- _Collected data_
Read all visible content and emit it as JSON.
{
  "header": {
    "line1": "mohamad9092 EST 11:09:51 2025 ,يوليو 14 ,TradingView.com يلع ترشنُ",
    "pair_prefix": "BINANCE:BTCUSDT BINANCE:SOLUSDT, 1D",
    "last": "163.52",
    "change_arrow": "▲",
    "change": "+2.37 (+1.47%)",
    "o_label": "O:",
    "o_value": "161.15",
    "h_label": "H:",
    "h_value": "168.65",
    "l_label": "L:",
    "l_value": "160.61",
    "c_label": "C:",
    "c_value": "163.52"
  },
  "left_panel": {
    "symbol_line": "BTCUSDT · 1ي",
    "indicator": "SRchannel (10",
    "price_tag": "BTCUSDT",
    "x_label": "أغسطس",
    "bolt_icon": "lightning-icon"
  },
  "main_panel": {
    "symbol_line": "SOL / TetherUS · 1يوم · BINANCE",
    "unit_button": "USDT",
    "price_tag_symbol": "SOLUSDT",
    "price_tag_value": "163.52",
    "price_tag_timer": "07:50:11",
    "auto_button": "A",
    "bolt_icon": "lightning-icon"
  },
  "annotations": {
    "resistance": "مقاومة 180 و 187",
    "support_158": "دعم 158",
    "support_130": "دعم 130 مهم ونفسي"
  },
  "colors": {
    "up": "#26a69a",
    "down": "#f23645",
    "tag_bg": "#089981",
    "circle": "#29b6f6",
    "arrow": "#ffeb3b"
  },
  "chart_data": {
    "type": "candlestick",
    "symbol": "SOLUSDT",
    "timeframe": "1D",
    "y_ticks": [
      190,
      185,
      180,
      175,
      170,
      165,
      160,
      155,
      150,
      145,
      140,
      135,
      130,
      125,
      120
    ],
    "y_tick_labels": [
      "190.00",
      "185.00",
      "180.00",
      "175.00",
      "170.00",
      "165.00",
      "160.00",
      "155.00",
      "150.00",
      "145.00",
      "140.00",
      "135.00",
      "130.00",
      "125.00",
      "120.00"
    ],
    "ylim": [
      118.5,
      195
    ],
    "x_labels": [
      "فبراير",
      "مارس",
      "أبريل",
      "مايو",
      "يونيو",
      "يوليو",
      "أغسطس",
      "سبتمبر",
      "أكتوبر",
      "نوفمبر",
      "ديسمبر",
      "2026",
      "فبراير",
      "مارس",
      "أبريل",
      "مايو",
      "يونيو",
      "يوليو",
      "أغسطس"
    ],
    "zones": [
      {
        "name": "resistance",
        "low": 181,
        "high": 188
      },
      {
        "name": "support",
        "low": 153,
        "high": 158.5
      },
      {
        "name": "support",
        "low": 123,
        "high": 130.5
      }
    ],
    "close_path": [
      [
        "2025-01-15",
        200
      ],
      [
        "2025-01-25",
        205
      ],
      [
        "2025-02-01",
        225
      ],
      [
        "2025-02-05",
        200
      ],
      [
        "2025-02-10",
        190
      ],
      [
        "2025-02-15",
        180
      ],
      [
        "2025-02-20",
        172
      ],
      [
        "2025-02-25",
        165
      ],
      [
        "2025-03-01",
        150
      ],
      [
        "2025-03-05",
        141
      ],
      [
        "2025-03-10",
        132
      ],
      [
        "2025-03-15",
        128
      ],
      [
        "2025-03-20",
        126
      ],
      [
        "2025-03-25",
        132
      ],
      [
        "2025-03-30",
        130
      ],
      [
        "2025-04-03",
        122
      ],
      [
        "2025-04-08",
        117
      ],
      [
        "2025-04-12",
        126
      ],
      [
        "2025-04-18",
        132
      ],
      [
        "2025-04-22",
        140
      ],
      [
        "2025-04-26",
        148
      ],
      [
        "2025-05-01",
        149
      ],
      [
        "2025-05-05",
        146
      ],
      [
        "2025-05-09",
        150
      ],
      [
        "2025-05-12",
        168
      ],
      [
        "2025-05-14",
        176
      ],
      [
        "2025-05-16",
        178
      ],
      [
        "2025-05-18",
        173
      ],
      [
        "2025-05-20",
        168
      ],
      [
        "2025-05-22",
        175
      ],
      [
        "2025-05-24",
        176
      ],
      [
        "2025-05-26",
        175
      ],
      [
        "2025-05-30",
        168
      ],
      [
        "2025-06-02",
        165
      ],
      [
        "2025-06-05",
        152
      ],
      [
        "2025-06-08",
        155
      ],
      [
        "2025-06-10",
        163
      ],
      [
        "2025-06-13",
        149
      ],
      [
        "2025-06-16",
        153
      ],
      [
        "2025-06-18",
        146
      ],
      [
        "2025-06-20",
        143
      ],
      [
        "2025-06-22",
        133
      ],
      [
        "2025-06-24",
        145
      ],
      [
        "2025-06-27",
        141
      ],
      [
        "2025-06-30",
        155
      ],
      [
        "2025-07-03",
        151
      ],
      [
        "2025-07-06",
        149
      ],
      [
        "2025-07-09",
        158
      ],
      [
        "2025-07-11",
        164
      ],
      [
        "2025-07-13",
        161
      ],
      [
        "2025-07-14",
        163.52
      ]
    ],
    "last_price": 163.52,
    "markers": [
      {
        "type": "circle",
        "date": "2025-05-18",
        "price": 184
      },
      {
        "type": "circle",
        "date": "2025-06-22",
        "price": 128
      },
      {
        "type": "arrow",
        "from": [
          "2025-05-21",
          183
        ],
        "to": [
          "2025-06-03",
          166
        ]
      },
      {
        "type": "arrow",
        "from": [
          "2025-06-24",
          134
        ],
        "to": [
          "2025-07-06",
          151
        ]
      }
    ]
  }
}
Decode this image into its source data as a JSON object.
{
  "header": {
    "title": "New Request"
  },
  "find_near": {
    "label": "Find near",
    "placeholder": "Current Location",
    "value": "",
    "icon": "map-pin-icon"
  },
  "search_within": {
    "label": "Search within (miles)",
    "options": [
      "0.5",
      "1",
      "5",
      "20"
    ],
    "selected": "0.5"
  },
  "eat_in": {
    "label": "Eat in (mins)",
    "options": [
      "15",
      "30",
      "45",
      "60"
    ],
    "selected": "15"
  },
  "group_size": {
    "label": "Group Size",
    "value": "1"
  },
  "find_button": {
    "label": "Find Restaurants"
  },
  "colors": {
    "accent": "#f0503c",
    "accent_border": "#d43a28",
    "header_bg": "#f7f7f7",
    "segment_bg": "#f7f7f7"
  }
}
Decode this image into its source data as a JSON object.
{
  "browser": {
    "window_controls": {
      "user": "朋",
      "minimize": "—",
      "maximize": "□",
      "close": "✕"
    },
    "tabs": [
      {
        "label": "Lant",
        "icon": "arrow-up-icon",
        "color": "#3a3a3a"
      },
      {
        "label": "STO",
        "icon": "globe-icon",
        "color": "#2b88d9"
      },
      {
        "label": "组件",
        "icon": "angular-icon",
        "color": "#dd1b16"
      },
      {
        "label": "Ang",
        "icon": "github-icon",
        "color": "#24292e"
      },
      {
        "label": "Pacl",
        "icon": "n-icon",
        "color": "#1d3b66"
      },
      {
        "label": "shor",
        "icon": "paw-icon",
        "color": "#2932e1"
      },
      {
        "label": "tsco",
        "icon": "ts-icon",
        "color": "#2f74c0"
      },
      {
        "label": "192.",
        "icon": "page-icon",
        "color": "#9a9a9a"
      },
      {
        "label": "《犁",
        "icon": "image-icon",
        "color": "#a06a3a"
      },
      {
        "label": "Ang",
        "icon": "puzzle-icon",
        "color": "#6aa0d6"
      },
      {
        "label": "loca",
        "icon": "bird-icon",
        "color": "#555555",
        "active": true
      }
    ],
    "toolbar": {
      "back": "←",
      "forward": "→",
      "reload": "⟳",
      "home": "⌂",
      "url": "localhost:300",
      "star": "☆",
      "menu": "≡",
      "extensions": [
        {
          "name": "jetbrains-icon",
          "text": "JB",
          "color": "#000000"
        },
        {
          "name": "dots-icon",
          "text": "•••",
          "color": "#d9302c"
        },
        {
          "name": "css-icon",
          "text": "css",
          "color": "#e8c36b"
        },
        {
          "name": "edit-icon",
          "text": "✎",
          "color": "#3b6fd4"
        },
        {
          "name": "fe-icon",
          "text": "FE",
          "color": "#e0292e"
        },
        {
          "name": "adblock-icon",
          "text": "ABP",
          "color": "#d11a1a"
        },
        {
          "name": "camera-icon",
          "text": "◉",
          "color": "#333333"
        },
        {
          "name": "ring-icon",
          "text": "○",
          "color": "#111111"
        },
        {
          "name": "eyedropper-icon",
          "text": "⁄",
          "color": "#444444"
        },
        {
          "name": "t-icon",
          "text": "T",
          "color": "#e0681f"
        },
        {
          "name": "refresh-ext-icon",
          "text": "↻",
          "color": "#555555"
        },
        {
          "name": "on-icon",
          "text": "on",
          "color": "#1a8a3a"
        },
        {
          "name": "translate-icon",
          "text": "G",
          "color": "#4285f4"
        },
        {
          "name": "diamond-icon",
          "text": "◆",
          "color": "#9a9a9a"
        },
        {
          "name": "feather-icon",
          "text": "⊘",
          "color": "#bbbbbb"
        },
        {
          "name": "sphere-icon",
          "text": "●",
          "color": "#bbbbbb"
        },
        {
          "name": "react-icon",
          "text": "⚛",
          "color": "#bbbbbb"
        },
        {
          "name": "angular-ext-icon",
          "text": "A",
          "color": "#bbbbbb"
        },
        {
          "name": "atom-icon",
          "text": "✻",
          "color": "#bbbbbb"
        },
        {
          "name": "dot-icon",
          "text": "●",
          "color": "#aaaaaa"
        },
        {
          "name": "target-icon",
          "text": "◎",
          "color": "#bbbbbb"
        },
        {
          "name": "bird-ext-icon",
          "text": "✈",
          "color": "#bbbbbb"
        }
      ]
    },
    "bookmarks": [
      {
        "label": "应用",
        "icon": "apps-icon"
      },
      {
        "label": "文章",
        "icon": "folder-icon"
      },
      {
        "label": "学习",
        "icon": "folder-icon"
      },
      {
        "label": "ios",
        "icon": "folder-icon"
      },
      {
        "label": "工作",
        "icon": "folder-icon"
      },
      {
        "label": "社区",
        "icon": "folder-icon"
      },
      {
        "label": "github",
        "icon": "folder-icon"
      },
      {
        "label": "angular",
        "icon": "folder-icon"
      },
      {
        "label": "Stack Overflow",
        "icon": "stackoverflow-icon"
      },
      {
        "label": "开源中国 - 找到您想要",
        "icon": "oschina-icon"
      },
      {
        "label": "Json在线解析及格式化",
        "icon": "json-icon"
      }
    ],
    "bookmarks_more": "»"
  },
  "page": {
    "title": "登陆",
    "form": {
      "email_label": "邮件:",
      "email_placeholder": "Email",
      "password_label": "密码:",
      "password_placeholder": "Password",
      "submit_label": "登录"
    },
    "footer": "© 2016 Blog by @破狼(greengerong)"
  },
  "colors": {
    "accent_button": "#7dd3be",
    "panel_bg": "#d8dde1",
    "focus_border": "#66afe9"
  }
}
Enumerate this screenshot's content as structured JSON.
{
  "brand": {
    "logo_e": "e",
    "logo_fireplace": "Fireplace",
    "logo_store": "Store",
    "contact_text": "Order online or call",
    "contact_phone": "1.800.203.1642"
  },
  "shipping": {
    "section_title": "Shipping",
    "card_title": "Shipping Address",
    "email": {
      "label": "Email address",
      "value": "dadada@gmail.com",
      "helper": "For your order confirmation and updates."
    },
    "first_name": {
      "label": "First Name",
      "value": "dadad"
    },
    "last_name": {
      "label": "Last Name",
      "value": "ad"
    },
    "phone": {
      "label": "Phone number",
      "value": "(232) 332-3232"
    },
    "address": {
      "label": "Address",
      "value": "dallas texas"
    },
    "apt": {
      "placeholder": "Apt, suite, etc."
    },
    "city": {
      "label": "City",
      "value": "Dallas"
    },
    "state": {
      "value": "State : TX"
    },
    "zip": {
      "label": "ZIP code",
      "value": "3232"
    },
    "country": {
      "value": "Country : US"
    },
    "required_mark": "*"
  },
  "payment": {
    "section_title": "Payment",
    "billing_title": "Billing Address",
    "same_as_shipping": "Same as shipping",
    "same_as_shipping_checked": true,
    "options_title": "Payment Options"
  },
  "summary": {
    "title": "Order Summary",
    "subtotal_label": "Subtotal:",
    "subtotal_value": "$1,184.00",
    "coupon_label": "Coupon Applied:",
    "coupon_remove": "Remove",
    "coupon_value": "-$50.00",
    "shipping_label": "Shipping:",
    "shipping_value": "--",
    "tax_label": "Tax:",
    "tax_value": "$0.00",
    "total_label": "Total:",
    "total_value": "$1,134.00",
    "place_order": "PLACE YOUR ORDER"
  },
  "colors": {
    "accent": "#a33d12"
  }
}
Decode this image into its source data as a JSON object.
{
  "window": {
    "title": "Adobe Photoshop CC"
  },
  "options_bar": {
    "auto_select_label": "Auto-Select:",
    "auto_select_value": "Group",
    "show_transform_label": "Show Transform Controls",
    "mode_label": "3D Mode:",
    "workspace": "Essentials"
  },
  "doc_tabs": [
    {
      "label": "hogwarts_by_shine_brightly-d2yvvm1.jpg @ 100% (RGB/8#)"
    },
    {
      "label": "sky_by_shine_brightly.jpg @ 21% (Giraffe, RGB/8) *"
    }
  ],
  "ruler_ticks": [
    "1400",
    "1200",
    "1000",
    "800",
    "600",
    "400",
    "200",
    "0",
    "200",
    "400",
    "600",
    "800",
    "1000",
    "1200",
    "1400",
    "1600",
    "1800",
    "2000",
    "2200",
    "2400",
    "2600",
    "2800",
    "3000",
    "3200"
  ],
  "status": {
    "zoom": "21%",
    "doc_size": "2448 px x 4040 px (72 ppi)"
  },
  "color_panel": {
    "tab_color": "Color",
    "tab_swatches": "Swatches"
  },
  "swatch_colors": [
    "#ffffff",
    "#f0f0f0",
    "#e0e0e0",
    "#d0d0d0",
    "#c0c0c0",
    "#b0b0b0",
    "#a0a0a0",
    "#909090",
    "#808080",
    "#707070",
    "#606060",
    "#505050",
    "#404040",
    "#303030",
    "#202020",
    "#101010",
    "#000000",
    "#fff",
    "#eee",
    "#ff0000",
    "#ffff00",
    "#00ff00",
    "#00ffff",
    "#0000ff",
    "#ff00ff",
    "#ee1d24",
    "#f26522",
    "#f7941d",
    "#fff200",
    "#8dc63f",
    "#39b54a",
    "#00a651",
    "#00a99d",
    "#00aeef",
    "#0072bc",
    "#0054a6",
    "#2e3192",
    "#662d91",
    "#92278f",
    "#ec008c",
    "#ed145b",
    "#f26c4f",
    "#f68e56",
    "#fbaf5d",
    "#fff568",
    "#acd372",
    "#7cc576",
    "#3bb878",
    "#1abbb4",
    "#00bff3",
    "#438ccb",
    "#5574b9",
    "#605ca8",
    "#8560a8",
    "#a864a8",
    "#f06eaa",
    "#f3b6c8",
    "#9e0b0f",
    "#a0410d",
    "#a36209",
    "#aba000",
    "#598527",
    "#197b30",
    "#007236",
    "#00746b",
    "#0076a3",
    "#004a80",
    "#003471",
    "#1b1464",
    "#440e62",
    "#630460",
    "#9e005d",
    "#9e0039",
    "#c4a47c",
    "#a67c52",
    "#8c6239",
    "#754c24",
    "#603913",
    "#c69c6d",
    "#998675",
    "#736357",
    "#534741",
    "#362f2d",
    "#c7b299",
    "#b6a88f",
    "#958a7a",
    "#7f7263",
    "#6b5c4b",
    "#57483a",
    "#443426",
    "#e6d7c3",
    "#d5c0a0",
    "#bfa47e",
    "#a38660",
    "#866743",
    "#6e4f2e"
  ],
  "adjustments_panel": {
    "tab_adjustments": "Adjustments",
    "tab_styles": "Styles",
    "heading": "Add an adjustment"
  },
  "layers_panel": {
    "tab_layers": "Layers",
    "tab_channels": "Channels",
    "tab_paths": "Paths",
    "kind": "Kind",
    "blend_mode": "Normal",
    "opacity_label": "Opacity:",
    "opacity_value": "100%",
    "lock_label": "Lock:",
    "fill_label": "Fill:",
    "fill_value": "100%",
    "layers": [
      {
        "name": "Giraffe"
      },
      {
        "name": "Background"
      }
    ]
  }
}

- _Set problem_
Report only the number of lines that hold the string "BINANCE" in this listing.

- _Problem solution_
2